* _AIM OF THE EXERCISE_
Answer with one number only: the number of lines that contain "breeds".

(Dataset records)
━━━━━━━━━━━━━━━━

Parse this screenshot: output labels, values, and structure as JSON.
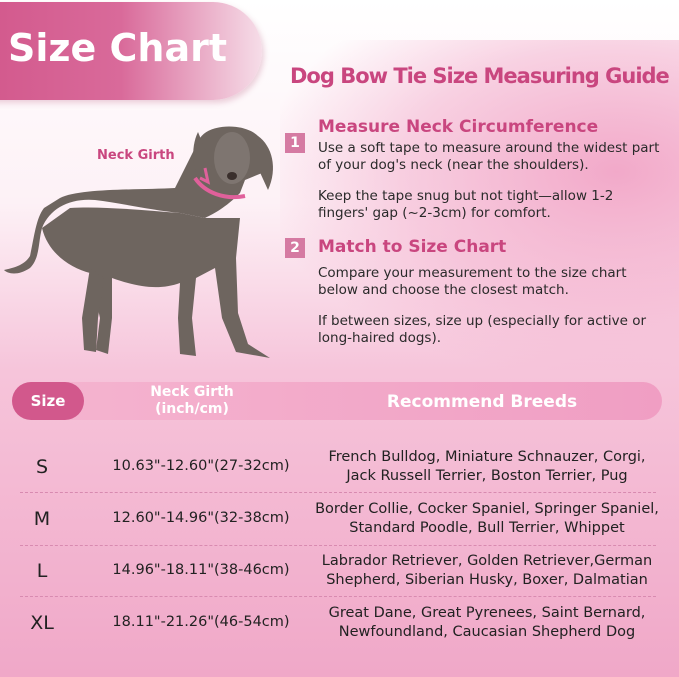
{
  "header": {
    "title": "Size Chart",
    "guide_title": "Dog Bow Tie Size Measuring Guide"
  },
  "image": {
    "neck_label": "Neck Girth"
  },
  "steps": [
    {
      "number": "1",
      "heading": "Measure Neck Circumference",
      "paragraphs": [
        "Use a soft tape to measure around the widest part of your dog's neck (near the shoulders).",
        "Keep the tape snug but not tight—allow 1-2 fingers' gap (~2-3cm) for comfort."
      ]
    },
    {
      "number": "2",
      "heading": "Match to Size Chart",
      "paragraphs": [
        "Compare your measurement to the size chart below and choose the closest match.",
        "If between sizes, size up (especially for active or long-haired dogs)."
      ]
    }
  ],
  "table": {
    "headers": {
      "size": "Size",
      "girth": "Neck Girth (inch/cm)",
      "breeds": "Recommend Breeds"
    },
    "rows": [
      {
        "size": "S",
        "girth": "10.63\"-12.60\"(27-32cm)",
        "breeds": "French Bulldog, Miniature Schnauzer, Corgi, Jack Russell Terrier, Boston Terrier, Pug"
      },
      {
        "size": "M",
        "girth": "12.60\"-14.96\"(32-38cm)",
        "breeds": "Border Collie, Cocker Spaniel, Springer Spaniel, Standard Poodle, Bull Terrier, Whippet"
      },
      {
        "size": "L",
        "girth": "14.96\"-18.11\"(38-46cm)",
        "breeds": "Labrador Retriever, Golden Retriever,German Shepherd, Siberian Husky, Boxer, Dalmatian"
      },
      {
        "size": "XL",
        "girth": "18.11\"-21.26\"(46-54cm)",
        "breeds": "Great Dane, Great Pyrenees, Saint Bernard, Newfoundland, Caucasian Shepherd Dog"
      }
    ]
  },
  "colors": {
    "accent": "#c9467f",
    "pill": "#d2588c",
    "background_pink": "#f0a8c8"
  }
}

━━━━━━━━━━━━━━━━

* _RESPONSE_
5